| Written instruction |
Repeat the data verbatim.

(Data excerpts)
------------------------------------

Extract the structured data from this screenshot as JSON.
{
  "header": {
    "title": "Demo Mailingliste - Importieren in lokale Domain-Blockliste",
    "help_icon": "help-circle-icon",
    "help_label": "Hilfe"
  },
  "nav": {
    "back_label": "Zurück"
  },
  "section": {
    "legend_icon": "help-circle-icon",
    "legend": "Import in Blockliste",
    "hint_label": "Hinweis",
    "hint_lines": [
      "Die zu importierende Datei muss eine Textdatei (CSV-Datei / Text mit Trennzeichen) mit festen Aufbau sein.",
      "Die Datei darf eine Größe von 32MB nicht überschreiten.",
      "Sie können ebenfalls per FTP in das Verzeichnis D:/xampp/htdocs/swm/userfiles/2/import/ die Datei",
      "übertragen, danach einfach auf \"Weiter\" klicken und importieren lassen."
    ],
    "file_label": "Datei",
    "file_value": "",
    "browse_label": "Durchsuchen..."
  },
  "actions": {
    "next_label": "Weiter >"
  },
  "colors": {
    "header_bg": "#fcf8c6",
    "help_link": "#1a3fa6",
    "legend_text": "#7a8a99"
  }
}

------------------------------------

| Answer for this exercise |
Extract the structured data from this screenshot as JSON.
{
  "header": {
    "title": "Demo Mailingliste - Importieren in lokale Domain-Blockliste",
    "help_icon": "help-circle-icon",
    "help_label": "Hilfe"
  },
  "nav": {
    "back_label": "Zurück"
  },
  "section": {
    "legend_icon": "help-circle-icon",
    "legend": "Import in Blockliste",
    "hint_label": "Hinweis",
    "hint_lines": [
      "Die zu importierende Datei muss eine Textdatei (CSV-Datei / Text mit Trennzeichen) mit festen Aufbau sein.",
      "Die Datei darf eine Größe von 32MB nicht überschreiten.",
      "Sie können ebenfalls per FTP in das Verzeichnis D:/xampp/htdocs/swm/userfiles/2/import/ die Datei",
      "übertragen, danach einfach auf \"Weiter\" klicken und importieren lassen."
    ],
    "file_label": "Datei",
    "file_value": "",
    "browse_label": "Durchsuchen..."
  },
  "actions": {
    "next_label": "Weiter >"
  },
  "colors": {
    "header_bg": "#fcf8c6",
    "help_link": "#1a3fa6",
    "legend_text": "#7a8a99"
  }
}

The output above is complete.